- _BRIEF_:
Search the data below for "this"; list each line that holds it.

§

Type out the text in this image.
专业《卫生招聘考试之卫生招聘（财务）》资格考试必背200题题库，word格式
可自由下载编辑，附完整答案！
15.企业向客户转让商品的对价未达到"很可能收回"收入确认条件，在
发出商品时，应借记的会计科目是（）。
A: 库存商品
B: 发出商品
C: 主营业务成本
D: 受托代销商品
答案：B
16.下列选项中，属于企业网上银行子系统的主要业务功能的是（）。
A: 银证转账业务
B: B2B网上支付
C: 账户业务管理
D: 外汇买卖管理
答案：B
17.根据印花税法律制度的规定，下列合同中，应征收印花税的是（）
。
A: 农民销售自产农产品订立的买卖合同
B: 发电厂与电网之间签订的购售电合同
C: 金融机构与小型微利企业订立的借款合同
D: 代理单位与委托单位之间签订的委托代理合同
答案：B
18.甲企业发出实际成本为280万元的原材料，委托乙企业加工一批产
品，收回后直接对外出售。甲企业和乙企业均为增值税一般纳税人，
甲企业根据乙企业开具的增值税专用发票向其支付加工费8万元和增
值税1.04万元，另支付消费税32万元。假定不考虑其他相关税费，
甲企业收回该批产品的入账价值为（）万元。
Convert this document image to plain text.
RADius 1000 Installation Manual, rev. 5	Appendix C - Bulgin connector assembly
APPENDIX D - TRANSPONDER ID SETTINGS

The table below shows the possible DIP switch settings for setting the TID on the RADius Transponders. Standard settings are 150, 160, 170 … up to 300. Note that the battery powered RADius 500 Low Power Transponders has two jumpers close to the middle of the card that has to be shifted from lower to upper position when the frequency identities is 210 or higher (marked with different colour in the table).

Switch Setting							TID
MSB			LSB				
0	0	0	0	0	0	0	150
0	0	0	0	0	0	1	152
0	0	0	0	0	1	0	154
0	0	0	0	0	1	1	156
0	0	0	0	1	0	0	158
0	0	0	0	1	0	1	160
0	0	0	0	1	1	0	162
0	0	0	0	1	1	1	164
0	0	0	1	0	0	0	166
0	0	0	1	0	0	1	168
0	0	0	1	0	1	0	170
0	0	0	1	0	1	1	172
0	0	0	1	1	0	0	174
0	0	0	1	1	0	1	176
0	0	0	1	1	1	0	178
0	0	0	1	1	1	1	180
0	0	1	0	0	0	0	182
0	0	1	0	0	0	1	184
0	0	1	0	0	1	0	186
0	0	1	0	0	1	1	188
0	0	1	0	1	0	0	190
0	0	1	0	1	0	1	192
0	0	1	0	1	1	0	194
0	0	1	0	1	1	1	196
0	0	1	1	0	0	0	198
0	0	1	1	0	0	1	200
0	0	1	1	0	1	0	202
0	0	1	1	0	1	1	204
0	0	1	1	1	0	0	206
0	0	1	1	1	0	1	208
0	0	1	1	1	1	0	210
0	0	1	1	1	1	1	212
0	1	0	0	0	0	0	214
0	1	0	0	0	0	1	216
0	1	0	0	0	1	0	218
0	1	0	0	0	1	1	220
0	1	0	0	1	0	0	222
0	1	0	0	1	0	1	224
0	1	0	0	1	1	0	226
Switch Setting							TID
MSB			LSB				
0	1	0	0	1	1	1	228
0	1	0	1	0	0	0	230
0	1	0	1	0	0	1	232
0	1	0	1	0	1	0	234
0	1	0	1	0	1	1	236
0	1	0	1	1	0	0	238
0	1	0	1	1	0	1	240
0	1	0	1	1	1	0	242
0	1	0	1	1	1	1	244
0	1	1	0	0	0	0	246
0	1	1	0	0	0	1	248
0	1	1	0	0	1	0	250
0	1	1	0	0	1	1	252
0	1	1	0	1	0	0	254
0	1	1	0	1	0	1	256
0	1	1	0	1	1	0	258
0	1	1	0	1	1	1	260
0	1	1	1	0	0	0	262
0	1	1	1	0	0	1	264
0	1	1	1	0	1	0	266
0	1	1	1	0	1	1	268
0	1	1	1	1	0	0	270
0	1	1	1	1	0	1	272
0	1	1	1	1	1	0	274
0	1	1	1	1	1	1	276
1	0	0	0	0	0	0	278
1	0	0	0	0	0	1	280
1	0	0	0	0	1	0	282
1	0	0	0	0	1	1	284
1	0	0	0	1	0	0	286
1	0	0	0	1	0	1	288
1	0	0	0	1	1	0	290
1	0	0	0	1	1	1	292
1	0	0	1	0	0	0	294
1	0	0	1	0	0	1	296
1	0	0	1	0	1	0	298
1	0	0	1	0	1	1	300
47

§

- _ANSWER IN FULL_:
Type out the text in this image.
Convert this document image to plain text.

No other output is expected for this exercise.